— START OF Items —

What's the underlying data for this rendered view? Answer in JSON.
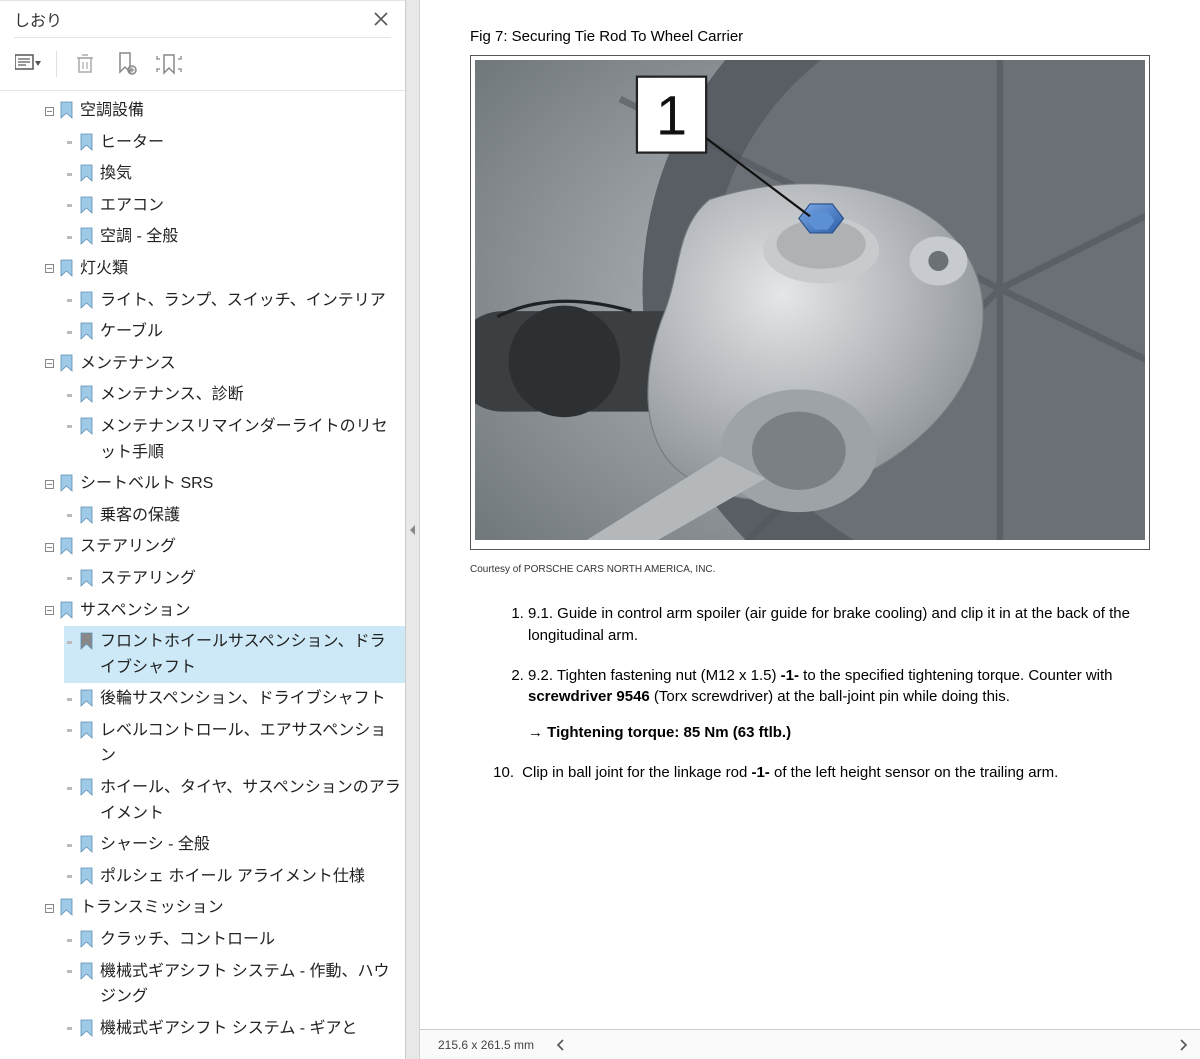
{
  "sidebar": {
    "title": "しおり",
    "tree": [
      {
        "label": "空調設備",
        "level": 0,
        "expanded": true,
        "children": [
          {
            "label": "ヒーター"
          },
          {
            "label": "換気"
          },
          {
            "label": "エアコン"
          },
          {
            "label": "空調 - 全般"
          }
        ]
      },
      {
        "label": "灯火類",
        "level": 0,
        "expanded": true,
        "children": [
          {
            "label": "ライト、ランプ、スイッチ、インテリア"
          },
          {
            "label": "ケーブル"
          }
        ]
      },
      {
        "label": "メンテナンス",
        "level": 0,
        "expanded": true,
        "children": [
          {
            "label": "メンテナンス、診断"
          },
          {
            "label": "メンテナンスリマインダーライトのリセット手順"
          }
        ]
      },
      {
        "label": "シートベルト   SRS",
        "level": 0,
        "expanded": true,
        "children": [
          {
            "label": "乗客の保護"
          }
        ]
      },
      {
        "label": "ステアリング",
        "level": 0,
        "expanded": true,
        "children": [
          {
            "label": "ステアリング"
          }
        ]
      },
      {
        "label": "サスペンション",
        "level": 0,
        "expanded": true,
        "children": [
          {
            "label": "フロントホイールサスペンション、ドライブシャフト",
            "selected": true
          },
          {
            "label": "後輪サスペンション、ドライブシャフト"
          },
          {
            "label": "レベルコントロール、エアサスペンション"
          },
          {
            "label": "ホイール、タイヤ、サスペンションのアライメント"
          },
          {
            "label": "シャーシ - 全般"
          },
          {
            "label": "ポルシェ ホイール アライメント仕様"
          }
        ]
      },
      {
        "label": "トランスミッション",
        "level": 0,
        "expanded": true,
        "children": [
          {
            "label": "クラッチ、コントロール"
          },
          {
            "label": "機械式ギアシフト システム - 作動、ハウジング"
          },
          {
            "label": "機械式ギアシフト システム - ギアと"
          }
        ]
      }
    ]
  },
  "document": {
    "fig_title": "Fig 7: Securing Tie Rod To Wheel Carrier",
    "callout_label": "1",
    "courtesy": "Courtesy of PORSCHE CARS NORTH AMERICA, INC.",
    "step_9_1_num": "1.",
    "step_9_1_pre": "9.1. Guide in control arm spoiler (air guide for brake cooling) and clip it in at the back of the longitudinal arm.",
    "step_9_2_num": "2.",
    "step_9_2_a": "9.2. Tighten fastening nut (M12 x 1.5) ",
    "step_9_2_b": "-1-",
    "step_9_2_c": "  to the specified tightening torque. Counter with ",
    "step_9_2_d": "screwdriver 9546",
    "step_9_2_e": "  (Torx screwdriver) at the ball-joint pin while doing this.",
    "torque_arrow": "→ ",
    "torque_text": "Tightening torque: 85 Nm (63 ftlb.)",
    "step_10_num": "10.",
    "step_10_a": " Clip in ball joint for the linkage rod ",
    "step_10_b": "-1-",
    "step_10_c": "  of the left height sensor on the trailing arm."
  },
  "status": {
    "dimensions": "215.6 x 261.5 mm"
  }
}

— END OF Items —

Exercise task: Go through the material above and copy each line that has the word "screwdriver".

Exercise answer:
    "step_9_2_d": "screwdriver 9546",
    "step_9_2_e": "  (Torx screwdriver) at the ball-joint pin while doing this.",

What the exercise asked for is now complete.